What you are asked to do — Copy all lines of the listing that include the string "ציונים".

(Figure record listings)
_ _ _ _
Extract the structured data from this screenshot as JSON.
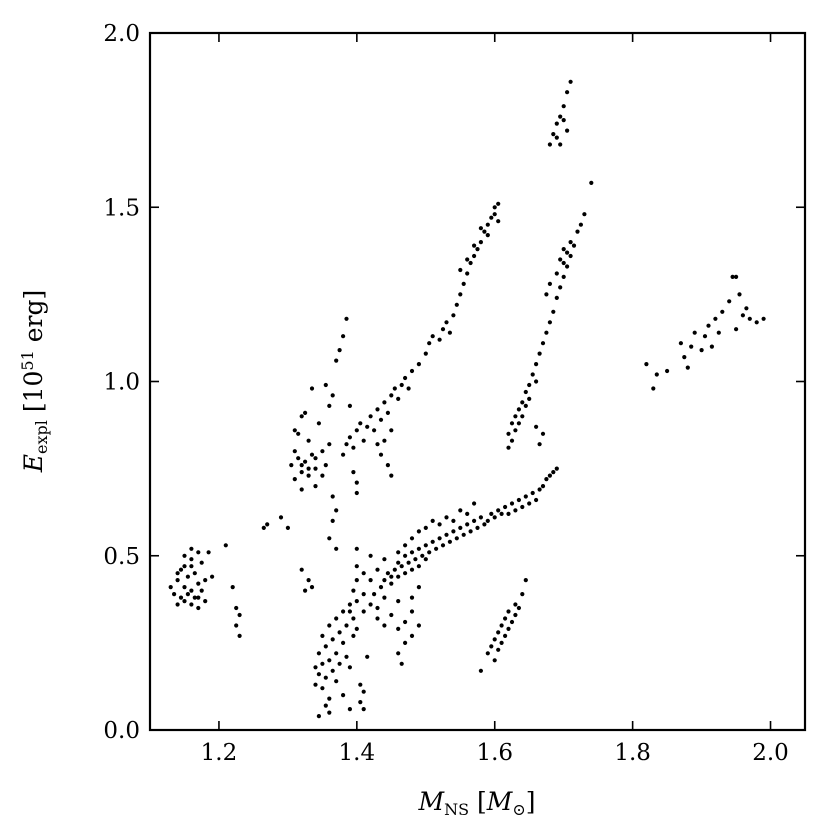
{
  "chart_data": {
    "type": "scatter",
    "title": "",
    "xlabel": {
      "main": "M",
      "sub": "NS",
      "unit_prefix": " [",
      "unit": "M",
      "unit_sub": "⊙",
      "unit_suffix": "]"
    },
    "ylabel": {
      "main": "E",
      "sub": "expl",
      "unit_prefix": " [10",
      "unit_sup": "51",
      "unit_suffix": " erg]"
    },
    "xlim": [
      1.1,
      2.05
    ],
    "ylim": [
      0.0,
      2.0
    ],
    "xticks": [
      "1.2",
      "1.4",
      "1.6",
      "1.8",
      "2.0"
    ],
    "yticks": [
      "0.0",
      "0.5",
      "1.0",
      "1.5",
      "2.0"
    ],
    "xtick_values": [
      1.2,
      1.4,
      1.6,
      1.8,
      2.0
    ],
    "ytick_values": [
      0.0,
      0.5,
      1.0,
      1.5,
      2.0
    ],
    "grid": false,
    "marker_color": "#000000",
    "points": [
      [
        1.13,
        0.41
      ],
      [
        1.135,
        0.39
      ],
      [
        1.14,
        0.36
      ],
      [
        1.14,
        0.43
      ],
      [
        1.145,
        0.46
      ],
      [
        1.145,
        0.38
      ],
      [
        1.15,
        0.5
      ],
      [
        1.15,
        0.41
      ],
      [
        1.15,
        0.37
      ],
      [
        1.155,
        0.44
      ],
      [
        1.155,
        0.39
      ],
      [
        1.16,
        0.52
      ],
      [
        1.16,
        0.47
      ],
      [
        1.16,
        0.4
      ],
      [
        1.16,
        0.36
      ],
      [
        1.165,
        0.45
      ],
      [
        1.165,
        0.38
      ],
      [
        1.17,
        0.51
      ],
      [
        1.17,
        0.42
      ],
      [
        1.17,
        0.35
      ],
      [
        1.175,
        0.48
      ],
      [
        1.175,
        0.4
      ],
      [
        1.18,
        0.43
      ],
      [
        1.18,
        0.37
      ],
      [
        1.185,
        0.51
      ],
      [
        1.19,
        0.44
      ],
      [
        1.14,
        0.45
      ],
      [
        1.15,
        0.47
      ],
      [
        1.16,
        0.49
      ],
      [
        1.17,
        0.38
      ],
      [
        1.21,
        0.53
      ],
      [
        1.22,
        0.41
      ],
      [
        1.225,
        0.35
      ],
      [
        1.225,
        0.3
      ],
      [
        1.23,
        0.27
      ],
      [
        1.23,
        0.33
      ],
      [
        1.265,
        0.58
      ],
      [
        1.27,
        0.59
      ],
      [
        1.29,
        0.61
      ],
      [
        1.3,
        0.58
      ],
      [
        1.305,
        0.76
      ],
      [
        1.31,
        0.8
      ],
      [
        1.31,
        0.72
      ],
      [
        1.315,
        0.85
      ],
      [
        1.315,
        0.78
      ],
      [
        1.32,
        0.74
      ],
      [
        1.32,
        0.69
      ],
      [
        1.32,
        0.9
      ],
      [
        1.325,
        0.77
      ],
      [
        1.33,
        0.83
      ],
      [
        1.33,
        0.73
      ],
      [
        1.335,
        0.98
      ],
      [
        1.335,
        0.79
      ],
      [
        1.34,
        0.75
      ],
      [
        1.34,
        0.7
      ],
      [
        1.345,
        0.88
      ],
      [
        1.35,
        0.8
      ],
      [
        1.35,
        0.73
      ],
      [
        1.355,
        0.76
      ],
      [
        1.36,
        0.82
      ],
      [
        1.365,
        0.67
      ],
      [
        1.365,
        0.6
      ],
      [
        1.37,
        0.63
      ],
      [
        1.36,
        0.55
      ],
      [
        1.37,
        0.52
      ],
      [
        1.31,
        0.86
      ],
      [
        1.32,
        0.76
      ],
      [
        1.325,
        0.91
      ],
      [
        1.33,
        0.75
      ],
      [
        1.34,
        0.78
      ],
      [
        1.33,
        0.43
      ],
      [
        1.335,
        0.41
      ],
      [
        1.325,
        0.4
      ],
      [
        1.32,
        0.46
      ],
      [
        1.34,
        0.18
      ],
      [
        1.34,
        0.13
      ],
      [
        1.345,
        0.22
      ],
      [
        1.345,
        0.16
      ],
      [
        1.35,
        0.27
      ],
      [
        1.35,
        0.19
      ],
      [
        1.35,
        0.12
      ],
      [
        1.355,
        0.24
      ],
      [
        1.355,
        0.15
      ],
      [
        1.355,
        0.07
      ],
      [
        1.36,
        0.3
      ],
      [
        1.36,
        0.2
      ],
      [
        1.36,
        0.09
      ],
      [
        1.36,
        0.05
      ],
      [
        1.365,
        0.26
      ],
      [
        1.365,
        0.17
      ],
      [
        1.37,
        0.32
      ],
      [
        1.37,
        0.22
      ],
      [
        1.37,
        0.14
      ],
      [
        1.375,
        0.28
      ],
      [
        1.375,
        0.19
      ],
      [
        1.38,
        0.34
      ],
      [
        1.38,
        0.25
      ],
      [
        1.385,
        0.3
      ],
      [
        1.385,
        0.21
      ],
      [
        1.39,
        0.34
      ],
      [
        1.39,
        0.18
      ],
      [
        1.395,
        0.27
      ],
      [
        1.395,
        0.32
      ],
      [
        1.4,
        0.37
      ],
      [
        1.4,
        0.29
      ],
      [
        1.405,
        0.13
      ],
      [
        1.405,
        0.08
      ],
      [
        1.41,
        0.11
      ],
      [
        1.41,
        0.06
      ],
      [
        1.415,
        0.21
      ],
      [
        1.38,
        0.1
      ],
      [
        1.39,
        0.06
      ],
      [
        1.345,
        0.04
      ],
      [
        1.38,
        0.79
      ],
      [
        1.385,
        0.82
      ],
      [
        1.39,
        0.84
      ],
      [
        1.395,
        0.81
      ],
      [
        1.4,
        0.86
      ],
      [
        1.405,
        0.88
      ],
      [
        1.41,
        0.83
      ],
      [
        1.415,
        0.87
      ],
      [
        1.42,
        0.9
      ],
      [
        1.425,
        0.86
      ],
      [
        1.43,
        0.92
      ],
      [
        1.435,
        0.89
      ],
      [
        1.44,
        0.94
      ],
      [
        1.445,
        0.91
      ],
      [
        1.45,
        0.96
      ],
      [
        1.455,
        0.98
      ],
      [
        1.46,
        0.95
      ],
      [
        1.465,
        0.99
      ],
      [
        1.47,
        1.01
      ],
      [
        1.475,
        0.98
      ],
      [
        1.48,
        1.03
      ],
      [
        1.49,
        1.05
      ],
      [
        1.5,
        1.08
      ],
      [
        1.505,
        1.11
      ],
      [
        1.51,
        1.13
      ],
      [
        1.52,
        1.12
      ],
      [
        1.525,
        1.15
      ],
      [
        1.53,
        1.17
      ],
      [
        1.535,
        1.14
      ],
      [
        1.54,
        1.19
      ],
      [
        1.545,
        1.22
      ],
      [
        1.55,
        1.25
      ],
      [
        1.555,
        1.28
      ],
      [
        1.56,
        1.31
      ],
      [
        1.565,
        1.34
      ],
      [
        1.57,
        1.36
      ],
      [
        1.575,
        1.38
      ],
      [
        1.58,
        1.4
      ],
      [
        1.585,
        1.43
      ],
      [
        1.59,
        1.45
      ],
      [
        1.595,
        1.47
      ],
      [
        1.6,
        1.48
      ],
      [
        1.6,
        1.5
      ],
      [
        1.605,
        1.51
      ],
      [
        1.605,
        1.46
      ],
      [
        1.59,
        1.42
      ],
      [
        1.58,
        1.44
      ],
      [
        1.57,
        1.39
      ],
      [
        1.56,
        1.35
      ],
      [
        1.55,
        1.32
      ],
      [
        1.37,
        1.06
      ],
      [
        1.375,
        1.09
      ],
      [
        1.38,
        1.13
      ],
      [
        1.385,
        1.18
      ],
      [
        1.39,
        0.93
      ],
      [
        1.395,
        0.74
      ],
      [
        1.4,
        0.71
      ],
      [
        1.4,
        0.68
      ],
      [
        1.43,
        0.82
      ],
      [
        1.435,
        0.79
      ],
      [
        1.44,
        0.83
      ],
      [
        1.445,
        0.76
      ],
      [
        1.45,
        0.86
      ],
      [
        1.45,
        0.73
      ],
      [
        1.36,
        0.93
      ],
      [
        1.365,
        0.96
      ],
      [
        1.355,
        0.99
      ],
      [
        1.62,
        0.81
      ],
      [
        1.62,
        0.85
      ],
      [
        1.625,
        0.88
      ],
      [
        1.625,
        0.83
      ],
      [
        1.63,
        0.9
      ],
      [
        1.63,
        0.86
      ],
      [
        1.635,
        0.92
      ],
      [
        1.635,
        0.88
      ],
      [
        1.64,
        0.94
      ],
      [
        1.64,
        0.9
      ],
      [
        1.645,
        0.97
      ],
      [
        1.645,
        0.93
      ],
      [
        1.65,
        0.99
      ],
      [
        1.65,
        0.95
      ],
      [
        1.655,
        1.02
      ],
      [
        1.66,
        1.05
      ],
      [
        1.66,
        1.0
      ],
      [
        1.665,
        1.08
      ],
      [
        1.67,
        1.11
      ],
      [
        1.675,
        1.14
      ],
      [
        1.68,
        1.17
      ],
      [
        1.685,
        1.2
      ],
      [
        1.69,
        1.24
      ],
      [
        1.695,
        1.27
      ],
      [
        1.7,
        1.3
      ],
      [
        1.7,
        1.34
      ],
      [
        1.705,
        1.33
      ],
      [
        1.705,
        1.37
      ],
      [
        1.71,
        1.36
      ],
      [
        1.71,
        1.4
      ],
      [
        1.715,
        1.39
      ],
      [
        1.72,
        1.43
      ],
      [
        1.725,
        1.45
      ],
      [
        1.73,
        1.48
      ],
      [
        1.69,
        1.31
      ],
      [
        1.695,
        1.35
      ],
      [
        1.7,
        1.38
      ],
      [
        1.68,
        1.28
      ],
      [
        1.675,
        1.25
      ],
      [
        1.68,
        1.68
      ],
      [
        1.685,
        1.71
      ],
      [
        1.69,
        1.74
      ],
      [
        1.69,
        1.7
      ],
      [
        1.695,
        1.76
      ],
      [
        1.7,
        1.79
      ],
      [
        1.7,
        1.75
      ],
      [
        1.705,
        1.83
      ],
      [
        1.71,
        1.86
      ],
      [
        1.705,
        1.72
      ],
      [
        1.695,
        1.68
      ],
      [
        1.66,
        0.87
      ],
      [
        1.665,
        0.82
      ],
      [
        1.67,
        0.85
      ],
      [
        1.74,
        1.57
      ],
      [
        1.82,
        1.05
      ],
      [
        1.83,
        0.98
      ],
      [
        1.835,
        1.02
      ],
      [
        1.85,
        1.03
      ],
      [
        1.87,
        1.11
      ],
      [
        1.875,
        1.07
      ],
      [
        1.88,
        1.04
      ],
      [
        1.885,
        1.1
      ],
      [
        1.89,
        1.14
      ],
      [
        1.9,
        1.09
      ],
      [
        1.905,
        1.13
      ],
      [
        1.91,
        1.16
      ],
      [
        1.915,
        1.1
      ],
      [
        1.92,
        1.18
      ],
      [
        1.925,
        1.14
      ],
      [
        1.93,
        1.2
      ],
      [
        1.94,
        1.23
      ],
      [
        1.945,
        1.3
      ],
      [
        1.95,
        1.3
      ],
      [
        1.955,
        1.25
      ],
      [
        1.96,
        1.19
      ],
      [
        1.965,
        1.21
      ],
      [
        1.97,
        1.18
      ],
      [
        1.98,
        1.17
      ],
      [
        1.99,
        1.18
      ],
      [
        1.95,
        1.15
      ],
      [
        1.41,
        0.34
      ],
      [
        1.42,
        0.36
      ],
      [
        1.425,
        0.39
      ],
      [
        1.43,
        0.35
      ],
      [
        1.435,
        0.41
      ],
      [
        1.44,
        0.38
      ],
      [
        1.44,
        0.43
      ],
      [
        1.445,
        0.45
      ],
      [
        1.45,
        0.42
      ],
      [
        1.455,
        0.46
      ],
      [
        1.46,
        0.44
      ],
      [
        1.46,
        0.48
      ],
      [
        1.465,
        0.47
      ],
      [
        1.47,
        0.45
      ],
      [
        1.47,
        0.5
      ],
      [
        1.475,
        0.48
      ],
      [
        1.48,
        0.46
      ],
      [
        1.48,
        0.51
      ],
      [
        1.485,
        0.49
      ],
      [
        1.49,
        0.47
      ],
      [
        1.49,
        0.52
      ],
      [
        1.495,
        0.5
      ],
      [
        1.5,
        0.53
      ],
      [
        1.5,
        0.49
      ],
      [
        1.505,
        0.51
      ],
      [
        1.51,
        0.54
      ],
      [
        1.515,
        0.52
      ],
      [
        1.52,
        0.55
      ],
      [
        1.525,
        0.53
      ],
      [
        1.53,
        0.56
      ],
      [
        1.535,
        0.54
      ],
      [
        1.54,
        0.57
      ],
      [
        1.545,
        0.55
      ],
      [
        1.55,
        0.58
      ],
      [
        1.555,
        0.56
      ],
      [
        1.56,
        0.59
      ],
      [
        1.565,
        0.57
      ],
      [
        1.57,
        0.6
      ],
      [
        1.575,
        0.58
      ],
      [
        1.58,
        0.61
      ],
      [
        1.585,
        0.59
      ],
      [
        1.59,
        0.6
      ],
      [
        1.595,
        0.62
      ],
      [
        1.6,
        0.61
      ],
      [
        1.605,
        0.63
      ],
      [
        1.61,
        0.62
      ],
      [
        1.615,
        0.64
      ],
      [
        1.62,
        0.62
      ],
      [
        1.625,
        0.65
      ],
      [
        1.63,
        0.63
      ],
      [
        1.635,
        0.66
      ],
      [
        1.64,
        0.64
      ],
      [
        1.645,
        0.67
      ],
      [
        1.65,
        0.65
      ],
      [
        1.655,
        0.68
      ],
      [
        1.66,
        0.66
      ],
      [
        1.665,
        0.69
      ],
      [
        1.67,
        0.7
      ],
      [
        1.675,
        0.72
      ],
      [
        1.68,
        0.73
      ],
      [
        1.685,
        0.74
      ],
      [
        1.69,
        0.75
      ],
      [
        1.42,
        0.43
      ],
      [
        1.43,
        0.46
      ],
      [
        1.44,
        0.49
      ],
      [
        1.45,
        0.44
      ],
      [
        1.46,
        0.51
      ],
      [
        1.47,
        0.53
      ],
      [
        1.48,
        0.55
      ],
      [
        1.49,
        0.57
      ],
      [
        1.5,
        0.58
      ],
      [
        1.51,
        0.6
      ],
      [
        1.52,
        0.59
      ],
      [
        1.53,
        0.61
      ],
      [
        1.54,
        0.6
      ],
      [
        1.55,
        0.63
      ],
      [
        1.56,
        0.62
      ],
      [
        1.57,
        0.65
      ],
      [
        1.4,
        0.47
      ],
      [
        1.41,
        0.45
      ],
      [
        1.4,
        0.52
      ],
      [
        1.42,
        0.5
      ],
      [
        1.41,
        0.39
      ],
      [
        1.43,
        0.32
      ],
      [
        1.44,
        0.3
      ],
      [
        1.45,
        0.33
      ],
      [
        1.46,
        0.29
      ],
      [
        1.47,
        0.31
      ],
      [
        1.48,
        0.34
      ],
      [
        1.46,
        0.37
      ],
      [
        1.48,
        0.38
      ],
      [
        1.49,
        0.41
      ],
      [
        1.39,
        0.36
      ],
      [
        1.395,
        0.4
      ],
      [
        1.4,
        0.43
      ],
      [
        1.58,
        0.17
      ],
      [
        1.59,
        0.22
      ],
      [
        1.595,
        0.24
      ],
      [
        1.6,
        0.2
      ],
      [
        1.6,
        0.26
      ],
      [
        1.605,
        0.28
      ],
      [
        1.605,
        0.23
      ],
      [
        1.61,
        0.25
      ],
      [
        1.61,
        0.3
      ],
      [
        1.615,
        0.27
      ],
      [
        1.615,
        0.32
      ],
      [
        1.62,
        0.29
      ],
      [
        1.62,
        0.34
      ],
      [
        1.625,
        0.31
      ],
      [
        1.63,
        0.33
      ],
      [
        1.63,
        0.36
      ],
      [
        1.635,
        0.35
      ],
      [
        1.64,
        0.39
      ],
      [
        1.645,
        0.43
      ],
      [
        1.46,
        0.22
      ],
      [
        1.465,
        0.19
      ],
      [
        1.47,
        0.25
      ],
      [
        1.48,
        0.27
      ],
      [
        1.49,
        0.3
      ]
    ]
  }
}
_ _ _ _
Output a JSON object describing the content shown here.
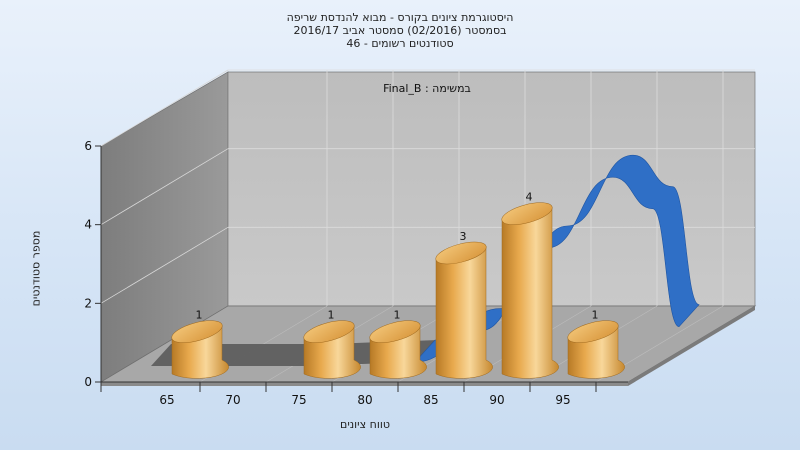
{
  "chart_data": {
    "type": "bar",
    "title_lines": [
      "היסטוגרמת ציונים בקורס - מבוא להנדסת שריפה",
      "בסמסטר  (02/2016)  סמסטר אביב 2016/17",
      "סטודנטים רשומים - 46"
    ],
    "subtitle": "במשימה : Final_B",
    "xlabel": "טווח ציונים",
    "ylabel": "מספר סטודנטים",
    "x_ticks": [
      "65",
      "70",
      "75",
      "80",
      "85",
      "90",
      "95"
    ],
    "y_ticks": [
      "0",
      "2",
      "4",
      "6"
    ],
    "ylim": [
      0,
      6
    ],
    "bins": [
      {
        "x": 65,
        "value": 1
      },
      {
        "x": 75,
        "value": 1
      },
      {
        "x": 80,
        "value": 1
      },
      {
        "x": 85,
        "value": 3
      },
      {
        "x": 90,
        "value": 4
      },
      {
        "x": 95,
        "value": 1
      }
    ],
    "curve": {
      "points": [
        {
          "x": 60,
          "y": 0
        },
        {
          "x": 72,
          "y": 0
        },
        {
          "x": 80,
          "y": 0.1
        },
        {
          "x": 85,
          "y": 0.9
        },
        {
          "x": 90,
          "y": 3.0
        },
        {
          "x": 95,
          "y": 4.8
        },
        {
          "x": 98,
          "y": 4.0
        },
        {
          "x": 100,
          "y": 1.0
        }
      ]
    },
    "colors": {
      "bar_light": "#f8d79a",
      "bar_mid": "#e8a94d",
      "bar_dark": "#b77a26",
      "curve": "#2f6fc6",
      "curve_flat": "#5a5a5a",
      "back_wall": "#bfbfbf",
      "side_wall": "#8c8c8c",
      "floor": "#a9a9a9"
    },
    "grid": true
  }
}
_ _ _ _
Answer to the problem —
      "היסטוגרמת ציונים בקורס - מבוא להנדסת שריפה",
    "xlabel": "טווח ציונים",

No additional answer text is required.